#### Records for the task ####
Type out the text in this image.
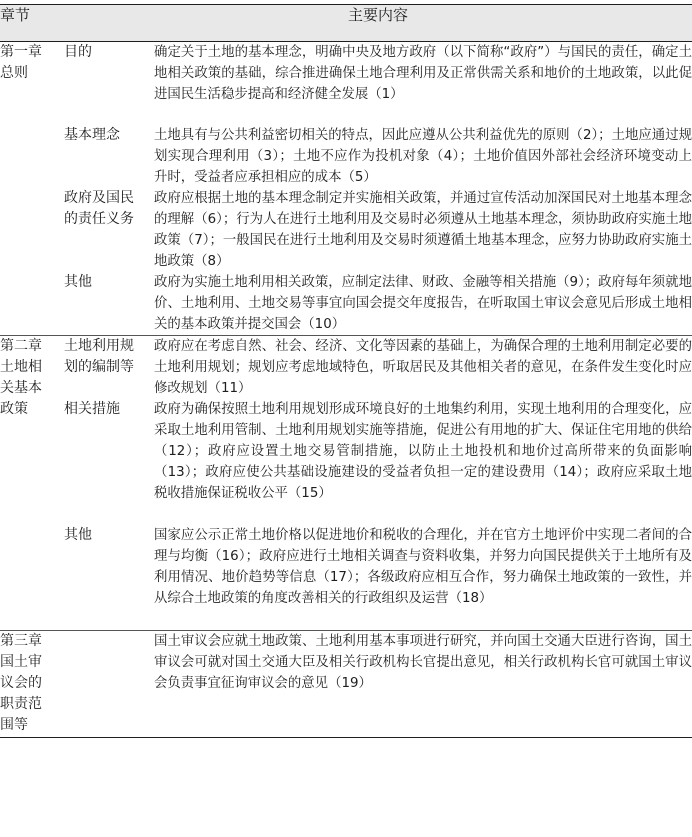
章节	主要内容	

第一章总则	目的	确定关于土地的基本理念，明确中央及地方政府（以下简称“政府”）与国民的责任，确定土地相关政策的基础，综合推进确保土地合理利用及正常供需关系和地价的土地政策，以此促进国民生活稳步提高和经济健全发展（1）

	基本理念	土地具有与公共利益密切相关的特点，因此应遵从公共利益优先的原则（2）；土地应通过规划实现合理利用（3）；土地不应作为投机对象（4）；土地价值因外部社会经济环境变动上升时，受益者应承担相应的成本（5）

	政府及国民的责任义务	政府应根据土地的基本理念制定并实施相关政策，并通过宣传活动加深国民对土地基本理念的理解（6）；行为人在进行土地利用及交易时必须遵从土地基本理念，须协助政府实施土地政策（7）；一般国民在进行土地利用及交易时须遵循土地基本理念，应努力协助政府实施土地政策（8）

	其他	政府为实施土地利用相关政策，应制定法律、财政、金融等相关措施（9）；政府每年须就地价、土地利用、土地交易等事宜向国会提交年度报告，在听取国土审议会意见后形成土地相关的基本政策并提交国会（10）

第二章土地相关基本政策	土地利用规划的编制等	政府应在考虑自然、社会、经济、文化等因素的基础上，为确保合理的土地利用制定必要的土地利用规划；规划应考虑地域特色，听取居民及其他相关者的意见，在条件发生变化时应修改规划（11）

	相关措施	政府为确保按照土地利用规划形成环境良好的土地集约利用，实现土地利用的合理变化，应采取土地利用管制、土地利用规划实施等措施，促进公有用地的扩大、保证住宅用地的供给（12）；政府应设置土地交易管制措施，以防止土地投机和地价过高所带来的负面影响（13）；政府应使公共基础设施建设的受益者负担一定的建设费用（14）；政府应采取土地税收措施保证税收公平（15）

	其他	国家应公示正常土地价格以促进地价和税收的合理化，并在官方土地评价中实现二者间的合理与均衡（16）；政府应进行土地相关调查与资料收集，并努力向国民提供关于土地所有及利用情况、地价趋势等信息（17）；各级政府应相互合作，努力确保土地政策的一致性，并从综合土地政策的角度改善相关的行政组织及运营（18）

第三章国土审议会的职责范围等		国土审议会应就土地政策、土地利用基本事项进行研究，并向国土交通大臣进行咨询，国土审议会可就对国土交通大臣及相关行政机构长官提出意见，相关行政机构长官可就国土审议会负责事宜征询审议会的意见（19）
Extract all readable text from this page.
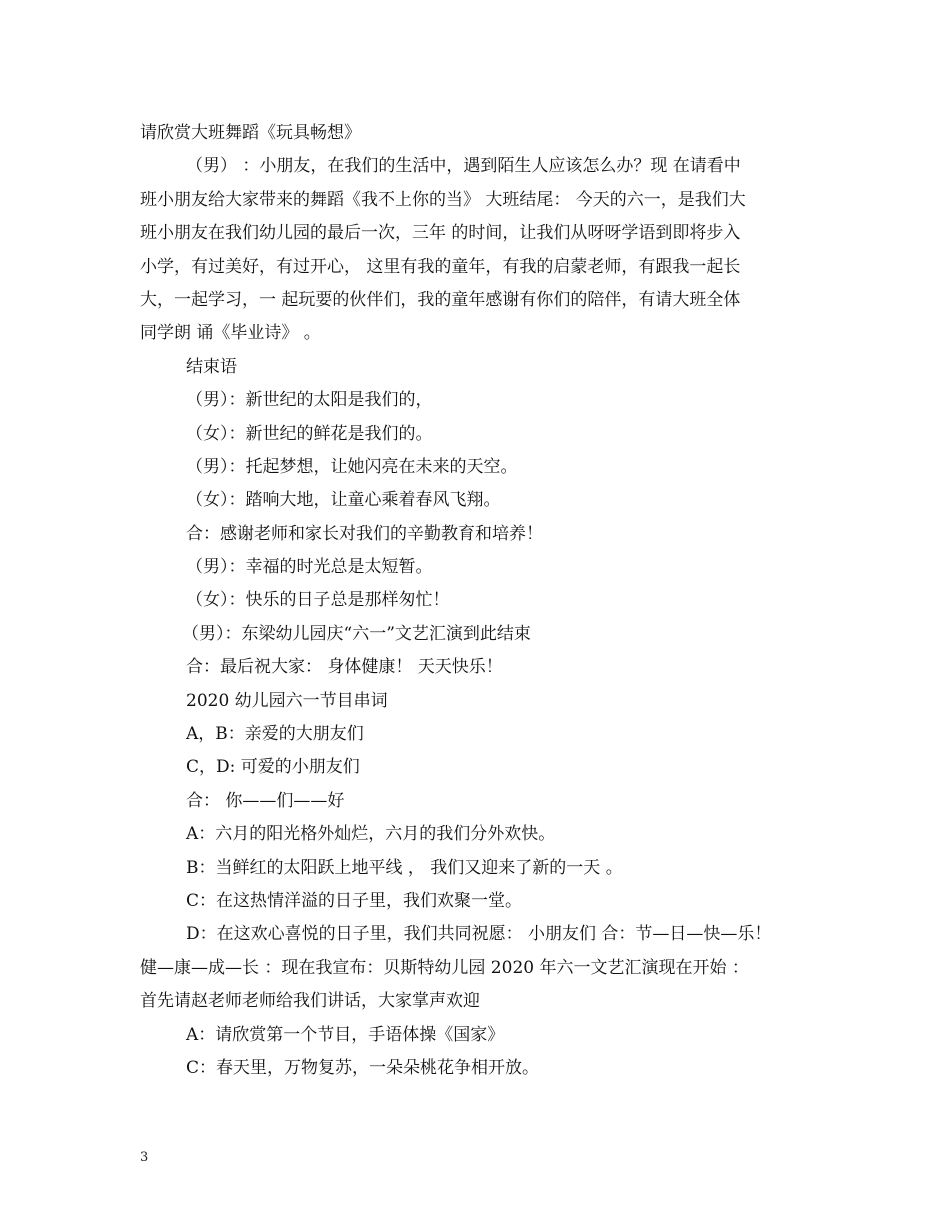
请欣赏大班舞蹈《玩具畅想》
（男） ：小朋友，在我们的生活中，遇到陌生人应该怎么办？现 在请看中
班小朋友给大家带来的舞蹈《我不上你的当》 大班结尾： 今天的六一，是我们大
班小朋友在我们幼儿园的最后一次，三年 的时间，让我们从呀呀学语到即将步入
小学，有过美好，有过开心， 这里有我的童年，有我的启蒙老师，有跟我一起长
大，一起学习，一 起玩要的伙伴们，我的童年感谢有你们的陪伴，有请大班全体
同学朗 诵《毕业诗》 。
结束语
（男）：新世纪的太阳是我们的，
（女）：新世纪的鲜花是我们的。
（男）：托起梦想，让她闪亮在未来的天空。
（女）：踏响大地，让童心乘着春风飞翔。
合：感谢老师和家长对我们的辛勤教育和培养！
（男）：幸福的时光总是太短暂。
（女）：快乐的日子总是那样匆忙！
（男）：东梁幼儿园庆“六一”文艺汇演到此结束
合：最后祝大家： 身体健康！ 天天快乐！
2020 幼儿园六一节目串词
A，B：亲爱的大朋友们
C，D: 可爱的小朋友们
合： 你——们——好
A：六月的阳光格外灿烂，六月的我们分外欢快。
B：当鲜红的太阳跃上地平线 ， 我们又迎来了新的一天 。
C：在这热情洋溢的日子里，我们欢聚一堂。
D：在这欢心喜悦的日子里，我们共同祝愿： 小朋友们 合：节—日—快—乐！
健—康—成—长 ：现在我宣布：贝斯特幼儿园 2020 年六一文艺汇演现在开始 ：
首先请赵老师老师给我们讲话，大家掌声欢迎
A：请欣赏第一个节目，手语体操《国家》
C：春天里，万物复苏，一朵朵桃花争相开放。
3
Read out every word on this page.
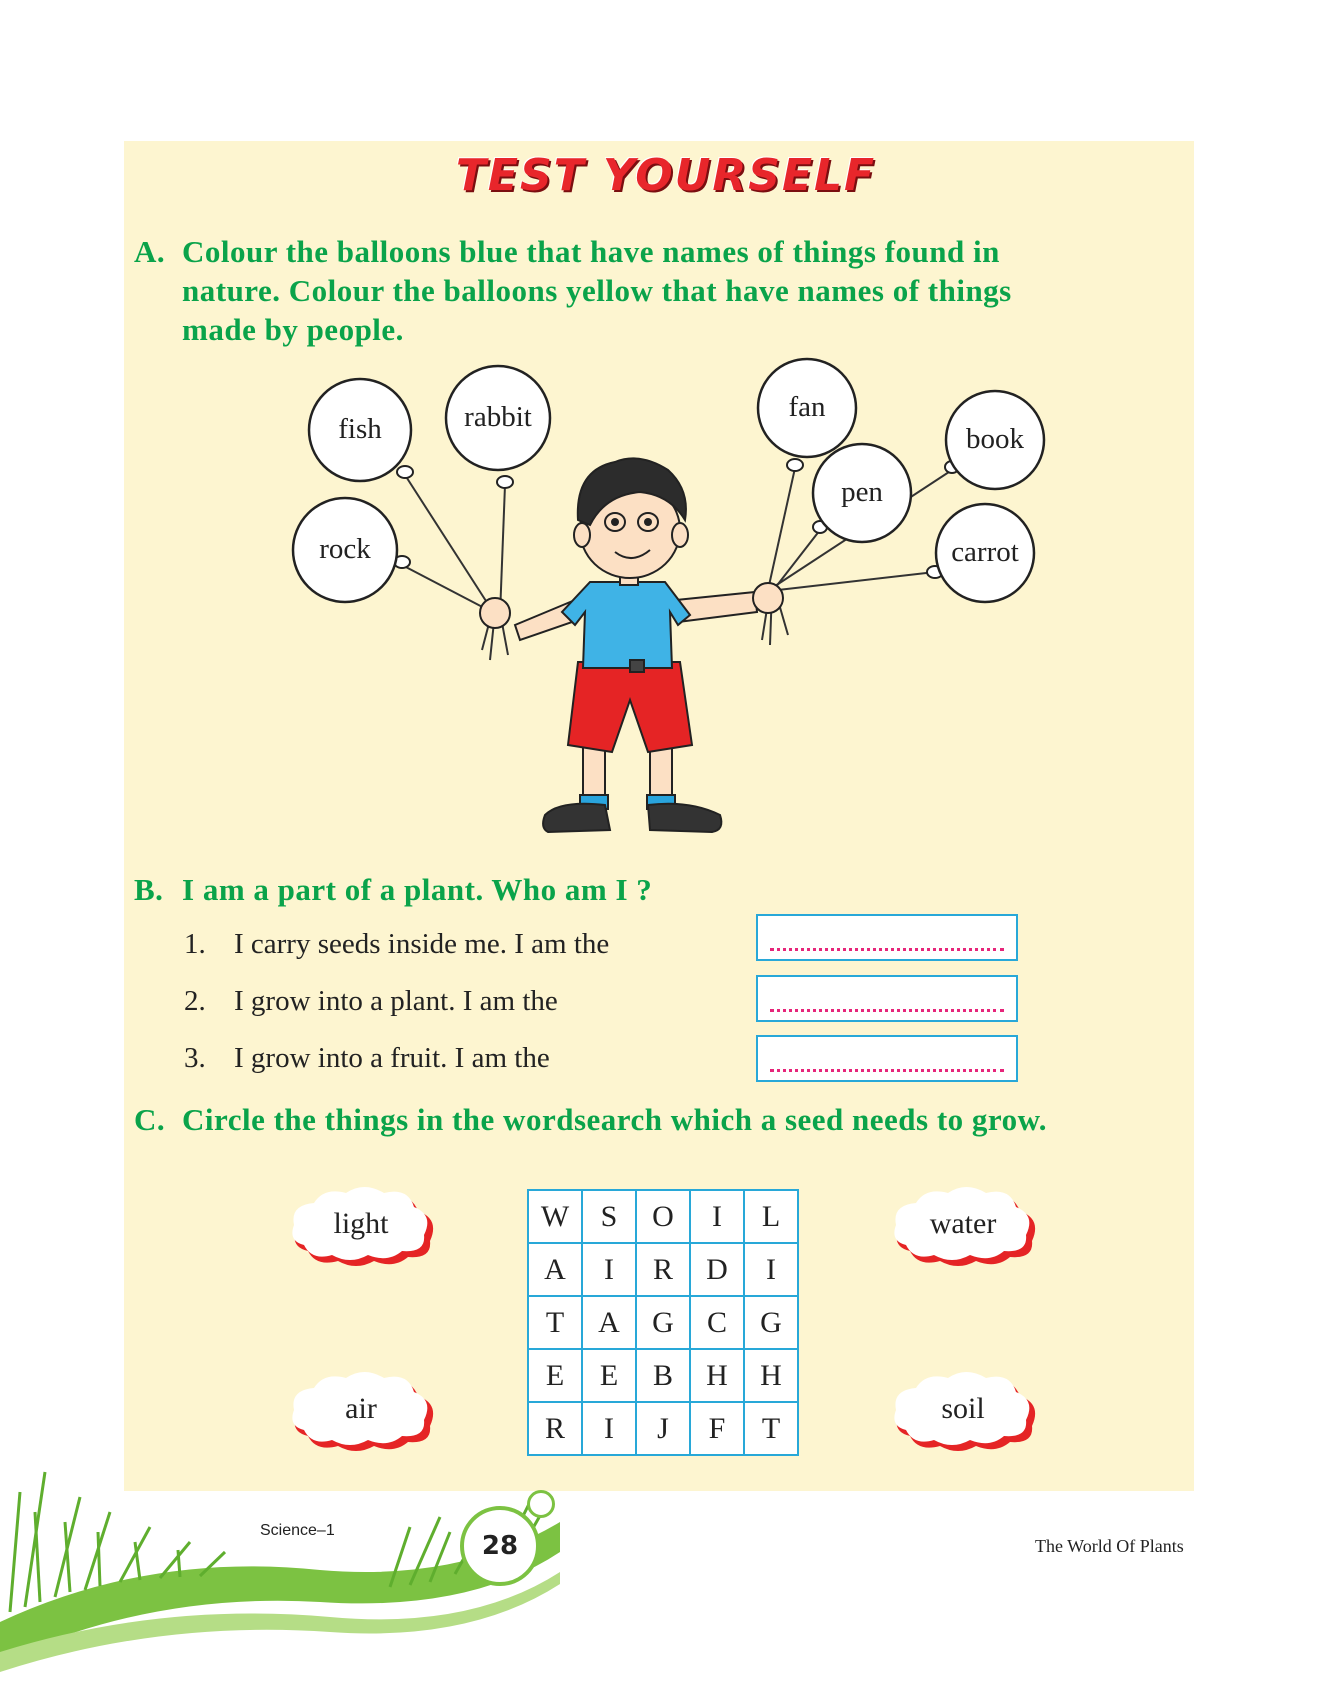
TEST YOURSELF
A. Colour the balloons blue that have names of things found in
nature. Colour the balloons yellow that have names of things
made by people.
fish	rabbit
rock
fan
book
pen
carrot
B. I am a part of a plant. Who am I ?
1. I carry seeds inside me. I am the
2. I grow into a plant. I am the
3. I grow into a fruit. I am the
C. Circle the things in the wordsearch which a seed needs to grow.
W	S	O	I	L
A	I	R	D	I
T	A	G	C	G
E	E	B	H	H
R	I	J	F	T
light	water
air	soil
28
Science–1
The World Of Plants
####
To be done:
Copy out each record shown above without alteration, skipping any picture.

Answer to the problem:
Type out the text in this image.
章节	主要内容	

第一章总则	目的	确定关于土地的基本理念，明确中央及地方政府（以下简称“政府”）与国民的责任，确定土地相关政策的基础，综合推进确保土地合理利用及正常供需关系和地价的土地政策，以此促进国民生活稳步提高和经济健全发展（1）

	基本理念	土地具有与公共利益密切相关的特点，因此应遵从公共利益优先的原则（2）；土地应通过规划实现合理利用（3）；土地不应作为投机对象（4）；土地价值因外部社会经济环境变动上升时，受益者应承担相应的成本（5）

	政府及国民的责任义务	政府应根据土地的基本理念制定并实施相关政策，并通过宣传活动加深国民对土地基本理念的理解（6）；行为人在进行土地利用及交易时必须遵从土地基本理念，须协助政府实施土地政策（7）；一般国民在进行土地利用及交易时须遵循土地基本理念，应努力协助政府实施土地政策（8）

	其他	政府为实施土地利用相关政策，应制定法律、财政、金融等相关措施（9）；政府每年须就地价、土地利用、土地交易等事宜向国会提交年度报告，在听取国土审议会意见后形成土地相关的基本政策并提交国会（10）

第二章土地相关基本政策	土地利用规划的编制等	政府应在考虑自然、社会、经济、文化等因素的基础上，为确保合理的土地利用制定必要的土地利用规划；规划应考虑地域特色，听取居民及其他相关者的意见，在条件发生变化时应修改规划（11）

	相关措施	政府为确保按照土地利用规划形成环境良好的土地集约利用，实现土地利用的合理变化，应采取土地利用管制、土地利用规划实施等措施，促进公有用地的扩大、保证住宅用地的供给（12）；政府应设置土地交易管制措施，以防止土地投机和地价过高所带来的负面影响（13）；政府应使公共基础设施建设的受益者负担一定的建设费用（14）；政府应采取土地税收措施保证税收公平（15）

	其他	国家应公示正常土地价格以促进地价和税收的合理化，并在官方土地评价中实现二者间的合理与均衡（16）；政府应进行土地相关调查与资料收集，并努力向国民提供关于土地所有及利用情况、地价趋势等信息（17）；各级政府应相互合作，努力确保土地政策的一致性，并从综合土地政策的角度改善相关的行政组织及运营（18）

第三章国土审议会的职责范围等		国土审议会应就土地政策、土地利用基本事项进行研究，并向国土交通大臣进行咨询，国土审议会可就对国土交通大臣及相关行政机构长官提出意见，相关行政机构长官可就国土审议会负责事宜征询审议会的意见（19）
Extract all readable text from this page.
请欣赏大班舞蹈《玩具畅想》
（男） ：小朋友，在我们的生活中，遇到陌生人应该怎么办？现 在请看中
班小朋友给大家带来的舞蹈《我不上你的当》 大班结尾： 今天的六一，是我们大
班小朋友在我们幼儿园的最后一次，三年 的时间，让我们从呀呀学语到即将步入
小学，有过美好，有过开心， 这里有我的童年，有我的启蒙老师，有跟我一起长
大，一起学习，一 起玩要的伙伴们，我的童年感谢有你们的陪伴，有请大班全体
同学朗 诵《毕业诗》 。
结束语
（男）：新世纪的太阳是我们的，
（女）：新世纪的鲜花是我们的。
（男）：托起梦想，让她闪亮在未来的天空。
（女）：踏响大地，让童心乘着春风飞翔。
合：感谢老师和家长对我们的辛勤教育和培养！
（男）：幸福的时光总是太短暂。
（女）：快乐的日子总是那样匆忙！
（男）：东梁幼儿园庆“六一”文艺汇演到此结束
合：最后祝大家： 身体健康！ 天天快乐！
2020 幼儿园六一节目串词
A，B：亲爱的大朋友们
C，D: 可爱的小朋友们
合： 你——们——好
A：六月的阳光格外灿烂，六月的我们分外欢快。
B：当鲜红的太阳跃上地平线 ， 我们又迎来了新的一天 。
C：在这热情洋溢的日子里，我们欢聚一堂。
D：在这欢心喜悦的日子里，我们共同祝愿： 小朋友们 合：节—日—快—乐！
健—康—成—长 ：现在我宣布：贝斯特幼儿园 2020 年六一文艺汇演现在开始 ：
首先请赵老师老师给我们讲话，大家掌声欢迎
A：请欣赏第一个节目，手语体操《国家》
C：春天里，万物复苏，一朵朵桃花争相开放。
3
Read out every word on this page.
TEST YOURSELF
A. Colour the balloons blue that have names of things found in
nature. Colour the balloons yellow that have names of things
made by people.
fish	rabbit
rock
fan
book
pen
carrot
B. I am a part of a plant. Who am I ?
1. I carry seeds inside me. I am the
2. I grow into a plant. I am the
3. I grow into a fruit. I am the
C. Circle the things in the wordsearch which a seed needs to grow.
W	S	O	I	L
A	I	R	D	I
T	A	G	C	G
E	E	B	H	H
R	I	J	F	T
light	water
air	soil
28
Science–1
The World Of Plants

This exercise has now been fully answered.